What to work on → All lines in the data bearing the string "vivienda" should be identified and copied.
**********
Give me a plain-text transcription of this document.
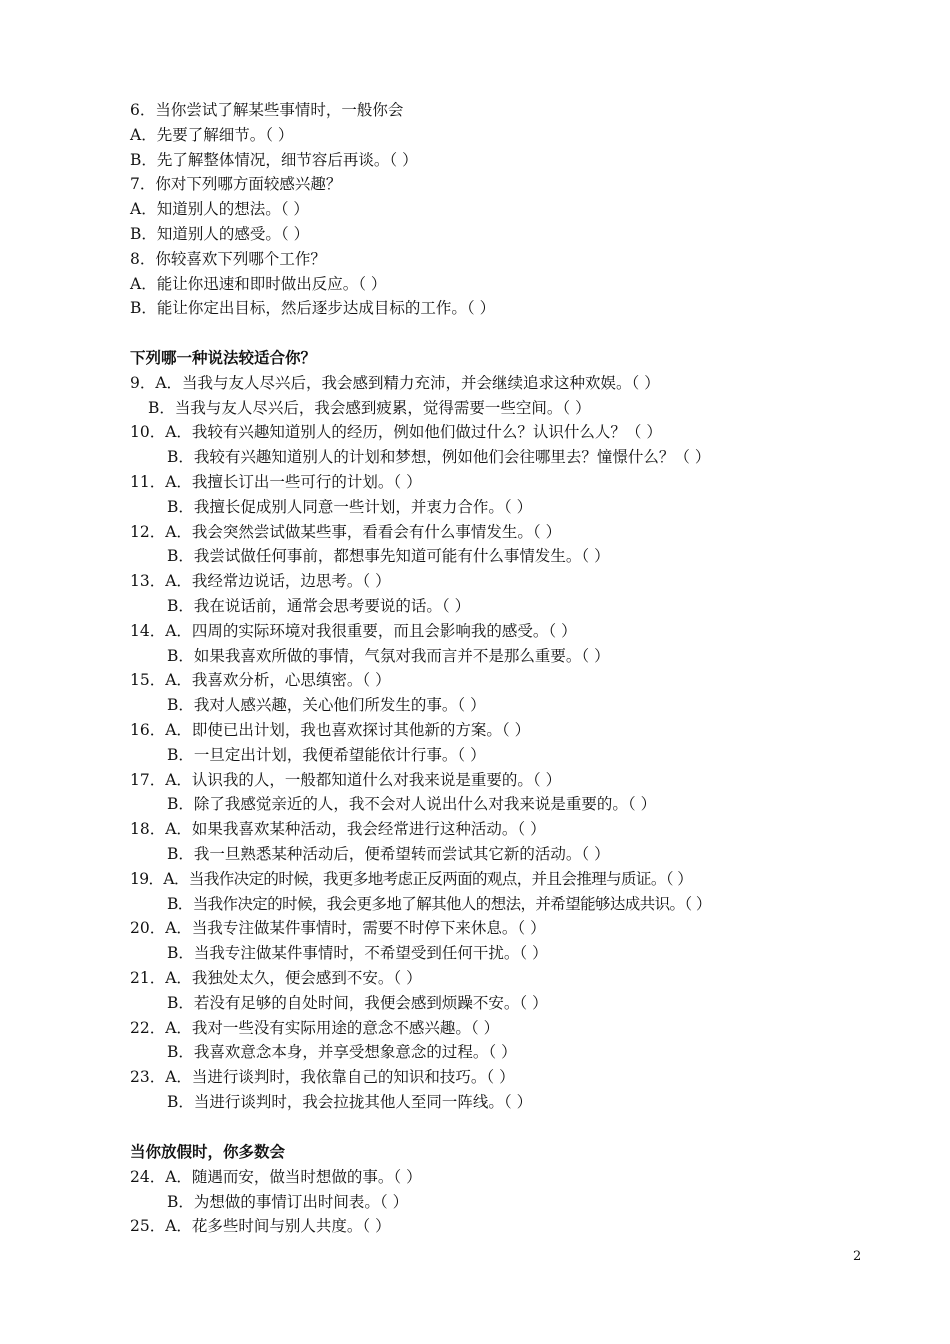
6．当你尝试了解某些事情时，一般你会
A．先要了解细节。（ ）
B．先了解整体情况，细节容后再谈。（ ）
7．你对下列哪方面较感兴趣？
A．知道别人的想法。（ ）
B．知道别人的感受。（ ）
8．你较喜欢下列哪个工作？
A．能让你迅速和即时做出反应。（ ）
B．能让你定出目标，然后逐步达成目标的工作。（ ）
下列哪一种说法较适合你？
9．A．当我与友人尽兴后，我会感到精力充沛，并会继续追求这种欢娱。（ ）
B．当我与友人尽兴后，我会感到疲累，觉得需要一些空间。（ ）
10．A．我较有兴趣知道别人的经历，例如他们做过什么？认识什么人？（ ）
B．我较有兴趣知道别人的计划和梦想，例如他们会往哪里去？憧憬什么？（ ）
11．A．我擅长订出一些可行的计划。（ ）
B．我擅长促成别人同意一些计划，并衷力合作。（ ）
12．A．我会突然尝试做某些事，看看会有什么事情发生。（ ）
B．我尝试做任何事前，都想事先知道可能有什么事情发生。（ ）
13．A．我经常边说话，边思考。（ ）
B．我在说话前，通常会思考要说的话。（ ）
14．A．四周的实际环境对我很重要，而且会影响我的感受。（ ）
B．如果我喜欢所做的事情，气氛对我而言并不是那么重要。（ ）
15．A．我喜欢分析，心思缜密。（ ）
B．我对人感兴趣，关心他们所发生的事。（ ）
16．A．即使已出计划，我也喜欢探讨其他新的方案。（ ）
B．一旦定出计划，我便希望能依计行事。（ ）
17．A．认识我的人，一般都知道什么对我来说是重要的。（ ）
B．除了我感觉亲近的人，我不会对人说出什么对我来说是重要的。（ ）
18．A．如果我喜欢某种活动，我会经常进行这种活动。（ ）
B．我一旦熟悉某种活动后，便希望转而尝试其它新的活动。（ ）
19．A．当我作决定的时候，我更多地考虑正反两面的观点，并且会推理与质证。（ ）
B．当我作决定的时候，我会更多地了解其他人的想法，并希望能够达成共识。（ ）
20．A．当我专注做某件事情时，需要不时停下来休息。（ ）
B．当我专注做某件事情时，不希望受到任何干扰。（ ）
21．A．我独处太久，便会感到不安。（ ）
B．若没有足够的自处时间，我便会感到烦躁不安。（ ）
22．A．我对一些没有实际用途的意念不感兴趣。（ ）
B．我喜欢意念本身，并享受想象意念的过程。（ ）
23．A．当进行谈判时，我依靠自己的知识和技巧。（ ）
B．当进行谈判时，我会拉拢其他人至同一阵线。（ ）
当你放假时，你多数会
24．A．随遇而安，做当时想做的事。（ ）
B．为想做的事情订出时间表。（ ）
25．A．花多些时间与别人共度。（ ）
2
**********
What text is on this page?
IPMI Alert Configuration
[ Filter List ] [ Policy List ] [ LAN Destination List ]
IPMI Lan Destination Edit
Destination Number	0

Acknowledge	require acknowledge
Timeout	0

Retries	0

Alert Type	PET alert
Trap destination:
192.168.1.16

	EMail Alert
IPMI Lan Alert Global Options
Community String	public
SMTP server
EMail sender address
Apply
**********
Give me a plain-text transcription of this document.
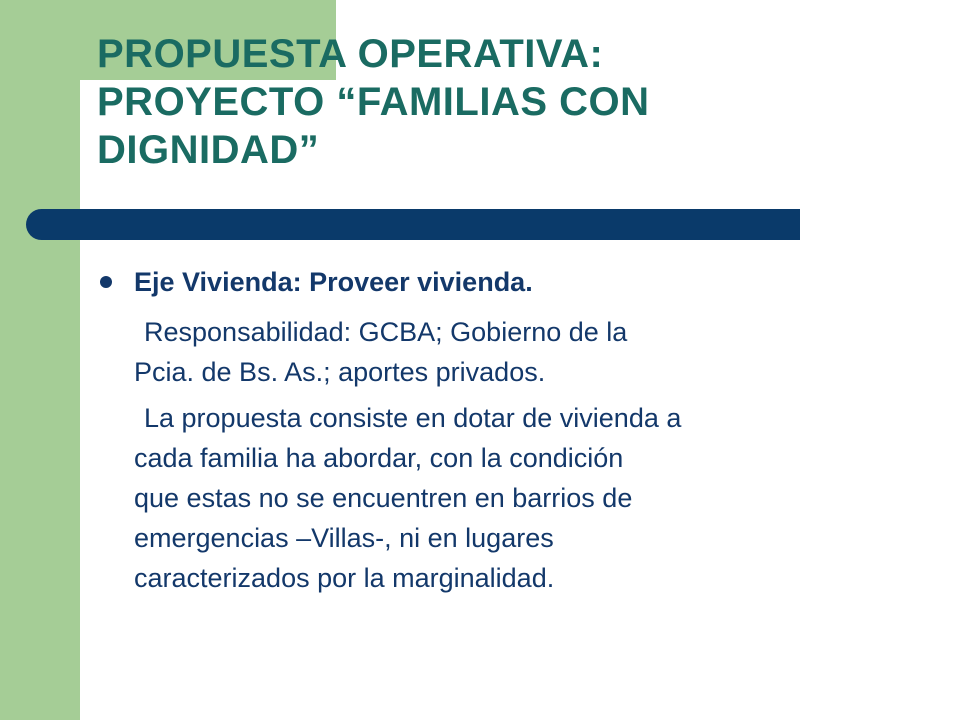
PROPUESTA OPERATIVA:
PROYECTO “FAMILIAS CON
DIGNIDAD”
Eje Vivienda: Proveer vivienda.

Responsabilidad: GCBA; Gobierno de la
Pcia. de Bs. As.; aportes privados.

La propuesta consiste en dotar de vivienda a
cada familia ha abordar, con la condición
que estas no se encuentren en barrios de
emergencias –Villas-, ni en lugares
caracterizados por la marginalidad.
**********
Worked solution →
Eje Vivienda: Proveer vivienda.
La propuesta consiste en dotar de vivienda a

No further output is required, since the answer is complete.